EXCERPT TO READ:
:::

Just In Case – How To Make Sure Your Spouse Knows Your Financial Passwords

Update: please also see my handy guide to the KeePass password manager.

crossed_fingers.jpgI take care of all the bills and other financial matters in my household. My wife is certainly capable of doing so, but is more than happy to let me manage it all due to my great interest in it.

My guess is that this situation is rather common. One member of a household actively pays the bills, manages the checkbook(s), and transfers extra money into some type of savings account, while other family members are more passively involved.

Are you the active manager? I know that it is not the easiest subject to breach, but what if something happens to you? Will your spouse/significant other know when the bills are due and how you typically pay them? Will he/she know how to pull cash from any on-line savings accounts or manage any other investments? Most importantly, will he/she remember the required user-names and passwords?

Even something not so morbid like an unexpected hospital stay can strain your financial system or at least throw it out of whack. In cases like this, there must be a contingency plan – how to easily ensure that your loved one(s) can find the information they need to keep the financial system afloat.

The List

I keep an up-to-date list of all the accounts we have, including their usernames, passwords, and security questions/answers. Many of my accounts have “paperless” statements, so I even specify in the document which e-mail address receives the statement notifications. Of course, I also provide the username and password for that e-mail address! Some may say this is foolish, but trying to remember all of this information, especially in a potential time of grief, is difficult to expect of anyone. Of course, this information is for our eyes only, so how can we best protect it?

:::

EXCERPTED DATA:
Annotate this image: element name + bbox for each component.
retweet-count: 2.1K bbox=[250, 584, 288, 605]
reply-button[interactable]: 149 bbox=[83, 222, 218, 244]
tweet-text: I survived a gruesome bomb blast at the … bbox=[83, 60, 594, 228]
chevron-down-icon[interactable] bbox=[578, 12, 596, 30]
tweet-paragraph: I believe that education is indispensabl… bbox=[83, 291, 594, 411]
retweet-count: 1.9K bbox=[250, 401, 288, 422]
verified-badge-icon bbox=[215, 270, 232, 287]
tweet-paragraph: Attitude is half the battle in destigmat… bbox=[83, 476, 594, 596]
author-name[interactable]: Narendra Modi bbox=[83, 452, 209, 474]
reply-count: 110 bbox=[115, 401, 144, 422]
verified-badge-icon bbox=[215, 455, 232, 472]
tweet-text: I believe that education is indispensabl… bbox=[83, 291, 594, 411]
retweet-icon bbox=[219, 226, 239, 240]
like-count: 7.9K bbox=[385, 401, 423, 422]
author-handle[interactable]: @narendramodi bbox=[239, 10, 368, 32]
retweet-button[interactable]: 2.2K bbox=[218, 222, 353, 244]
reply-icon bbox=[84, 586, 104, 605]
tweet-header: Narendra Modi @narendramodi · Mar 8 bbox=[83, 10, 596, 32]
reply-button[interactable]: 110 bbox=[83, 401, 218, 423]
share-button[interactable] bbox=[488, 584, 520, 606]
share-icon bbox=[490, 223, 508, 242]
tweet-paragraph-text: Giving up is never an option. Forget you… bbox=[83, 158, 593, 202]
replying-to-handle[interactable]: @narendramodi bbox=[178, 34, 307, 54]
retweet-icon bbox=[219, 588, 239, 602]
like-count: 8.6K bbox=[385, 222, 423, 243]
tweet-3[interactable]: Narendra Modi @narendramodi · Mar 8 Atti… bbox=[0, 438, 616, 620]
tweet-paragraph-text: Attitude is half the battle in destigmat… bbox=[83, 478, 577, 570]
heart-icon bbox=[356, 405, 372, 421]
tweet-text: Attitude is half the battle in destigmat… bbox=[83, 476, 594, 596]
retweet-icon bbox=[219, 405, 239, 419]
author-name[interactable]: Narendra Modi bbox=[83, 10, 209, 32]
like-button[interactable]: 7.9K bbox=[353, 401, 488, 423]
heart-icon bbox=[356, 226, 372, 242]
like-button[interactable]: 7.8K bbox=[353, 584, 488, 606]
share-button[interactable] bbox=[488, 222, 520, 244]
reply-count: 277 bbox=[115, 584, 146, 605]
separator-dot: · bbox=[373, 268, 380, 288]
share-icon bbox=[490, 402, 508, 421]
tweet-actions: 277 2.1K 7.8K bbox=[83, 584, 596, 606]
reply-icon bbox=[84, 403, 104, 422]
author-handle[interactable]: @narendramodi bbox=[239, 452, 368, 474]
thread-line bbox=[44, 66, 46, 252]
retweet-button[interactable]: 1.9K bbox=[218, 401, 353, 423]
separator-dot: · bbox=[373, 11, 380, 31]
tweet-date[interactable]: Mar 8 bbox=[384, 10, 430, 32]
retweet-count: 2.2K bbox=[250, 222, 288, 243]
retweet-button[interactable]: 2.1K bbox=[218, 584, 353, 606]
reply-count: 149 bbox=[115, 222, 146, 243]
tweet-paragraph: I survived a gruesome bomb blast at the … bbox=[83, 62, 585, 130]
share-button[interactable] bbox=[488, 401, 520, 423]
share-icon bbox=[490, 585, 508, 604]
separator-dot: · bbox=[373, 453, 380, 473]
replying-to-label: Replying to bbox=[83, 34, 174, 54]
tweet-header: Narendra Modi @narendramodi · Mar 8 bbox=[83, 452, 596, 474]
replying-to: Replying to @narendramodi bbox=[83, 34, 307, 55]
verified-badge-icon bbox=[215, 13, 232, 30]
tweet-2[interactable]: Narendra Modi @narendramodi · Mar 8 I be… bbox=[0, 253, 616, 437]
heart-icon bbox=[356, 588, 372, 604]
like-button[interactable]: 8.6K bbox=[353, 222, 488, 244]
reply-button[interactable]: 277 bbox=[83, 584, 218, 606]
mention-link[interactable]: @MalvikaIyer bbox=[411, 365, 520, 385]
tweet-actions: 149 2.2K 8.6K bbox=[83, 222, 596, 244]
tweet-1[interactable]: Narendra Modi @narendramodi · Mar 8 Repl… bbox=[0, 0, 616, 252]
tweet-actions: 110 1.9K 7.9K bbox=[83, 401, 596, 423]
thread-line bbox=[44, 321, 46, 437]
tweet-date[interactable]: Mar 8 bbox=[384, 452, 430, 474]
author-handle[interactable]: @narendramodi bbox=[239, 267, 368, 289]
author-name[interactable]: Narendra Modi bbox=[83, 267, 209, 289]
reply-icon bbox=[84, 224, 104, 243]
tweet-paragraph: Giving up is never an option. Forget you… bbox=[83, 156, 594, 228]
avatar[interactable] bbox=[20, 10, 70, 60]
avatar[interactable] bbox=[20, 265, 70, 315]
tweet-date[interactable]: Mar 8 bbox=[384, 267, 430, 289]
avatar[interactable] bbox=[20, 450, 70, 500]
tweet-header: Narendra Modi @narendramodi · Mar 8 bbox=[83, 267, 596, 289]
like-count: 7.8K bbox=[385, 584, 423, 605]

:::

TASK DESCRIPTION:
Retype part of the financial passwords article word for word, starting at "Just In Case" and stopping after "more passively involved.". Nothing in the records has any bearing on this work.

RESULT FOR THIS EXERCISE:
Just In Case – How To Make Sure Your Spouse Knows Your Financial Passwords

Update: please also see my handy guide to the KeePass password manager.

crossed_fingers.jpgI take care of all the bills and other financial matters in my household. My wife is certainly capable of doing so, but is more than happy to let me manage it all due to my great interest in it.

My guess is that this situation is rather common. One member of a household actively pays the bills, manages the checkbook(s), and transfers extra money into some type of savings account, while other family members are more passively involved.